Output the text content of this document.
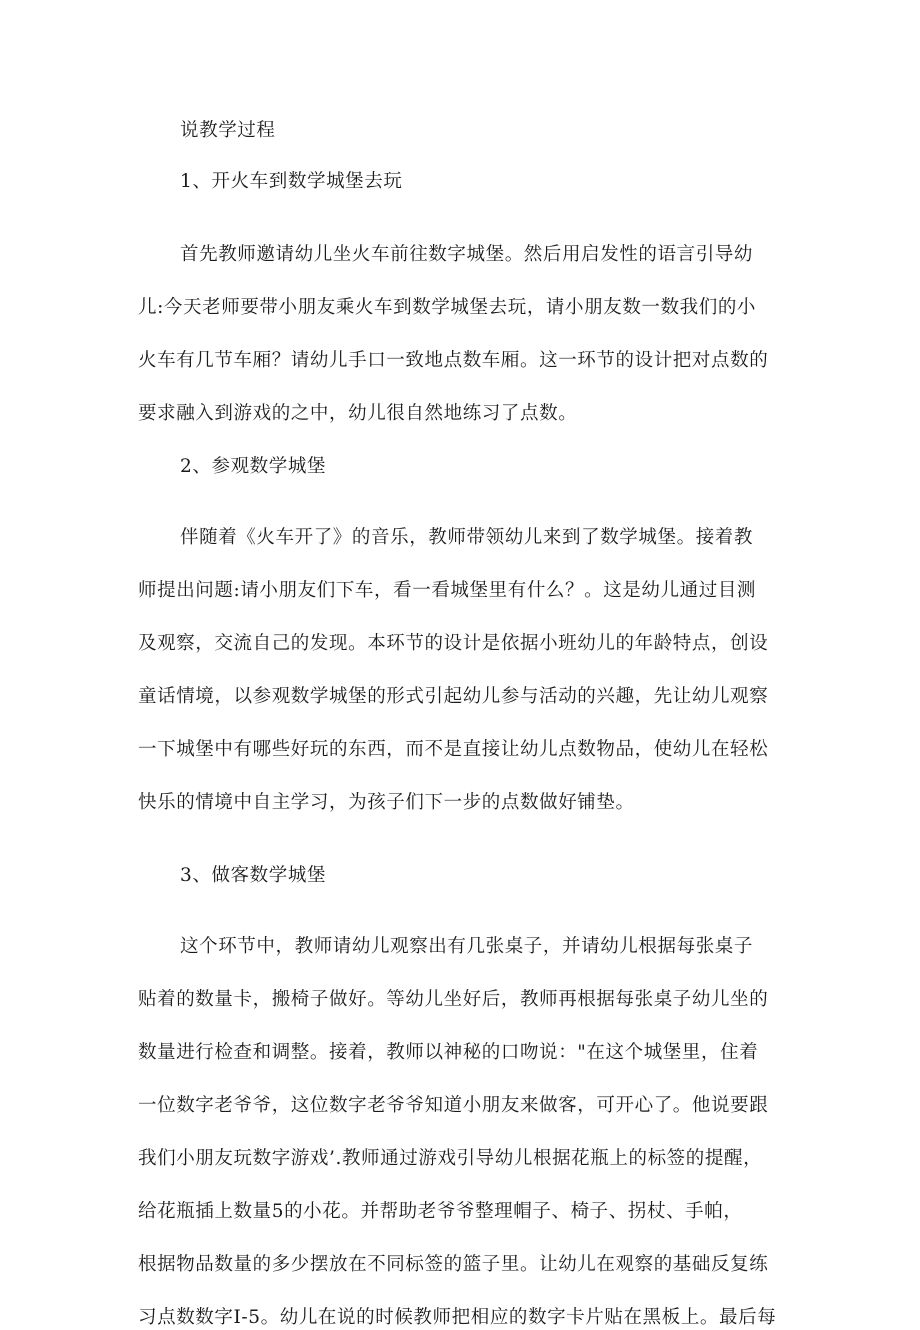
说教学过程
1、开火车到数学城堡去玩
首先教师邀请幼儿坐火车前往数字城堡。然后用启发性的语言引导幼
儿:今天老师要带小朋友乘火车到数学城堡去玩，请小朋友数一数我们的小
火车有几节车厢？请幼儿手口一致地点数车厢。这一环节的设计把对点数的
要求融入到游戏的之中，幼儿很自然地练习了点数。
2、参观数学城堡
伴随着《火车开了》的音乐，教师带领幼儿来到了数学城堡。接着教
师提出问题:请小朋友们下车，看一看城堡里有什么？。这是幼儿通过目测
及观察，交流自己的发现。本环节的设计是依据小班幼儿的年龄特点，创设
童话情境，以参观数学城堡的形式引起幼儿参与活动的兴趣，先让幼儿观察
一下城堡中有哪些好玩的东西，而不是直接让幼儿点数物品，使幼儿在轻松
快乐的情境中自主学习，为孩子们下一步的点数做好铺垫。
3、做客数学城堡
这个环节中，教师请幼儿观察出有几张桌子，并请幼儿根据每张桌子
贴着的数量卡，搬椅子做好。等幼儿坐好后，教师再根据每张桌子幼儿坐的
数量进行检查和调整。接着，教师以神秘的口吻说："在这个城堡里，住着
一位数字老爷爷，这位数字老爷爷知道小朋友来做客，可开心了。他说要跟
我们小朋友玩数字游戏’.教师通过游戏引导幼儿根据花瓶上的标签的提醒，
给花瓶插上数量5的小花。并帮助老爷爷整理帽子、椅子、拐杖、手帕，
根据物品数量的多少摆放在不同标签的篮子里。让幼儿在观察的基础反复练
习点数数字I-5。幼儿在说的时候教师把相应的数字卡片贴在黑板上。最后每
= = = = = = =
WRITTEN REQUEST
Omit the images and transcribe all of the records above word for word.

TASK ANSWER
Output the text content of this document.
说教学过程
1、开火车到数学城堡去玩
首先教师邀请幼儿坐火车前往数字城堡。然后用启发性的语言引导幼
儿:今天老师要带小朋友乘火车到数学城堡去玩，请小朋友数一数我们的小
火车有几节车厢？请幼儿手口一致地点数车厢。这一环节的设计把对点数的
要求融入到游戏的之中，幼儿很自然地练习了点数。
2、参观数学城堡
伴随着《火车开了》的音乐，教师带领幼儿来到了数学城堡。接着教
师提出问题:请小朋友们下车，看一看城堡里有什么？。这是幼儿通过目测
及观察，交流自己的发现。本环节的设计是依据小班幼儿的年龄特点，创设
童话情境，以参观数学城堡的形式引起幼儿参与活动的兴趣，先让幼儿观察
一下城堡中有哪些好玩的东西，而不是直接让幼儿点数物品，使幼儿在轻松
快乐的情境中自主学习，为孩子们下一步的点数做好铺垫。
3、做客数学城堡
这个环节中，教师请幼儿观察出有几张桌子，并请幼儿根据每张桌子
贴着的数量卡，搬椅子做好。等幼儿坐好后，教师再根据每张桌子幼儿坐的
数量进行检查和调整。接着，教师以神秘的口吻说："在这个城堡里，住着
一位数字老爷爷，这位数字老爷爷知道小朋友来做客，可开心了。他说要跟
我们小朋友玩数字游戏’.教师通过游戏引导幼儿根据花瓶上的标签的提醒，
给花瓶插上数量5的小花。并帮助老爷爷整理帽子、椅子、拐杖、手帕，
根据物品数量的多少摆放在不同标签的篮子里。让幼儿在观察的基础反复练
习点数数字I-5。幼儿在说的时候教师把相应的数字卡片贴在黑板上。最后每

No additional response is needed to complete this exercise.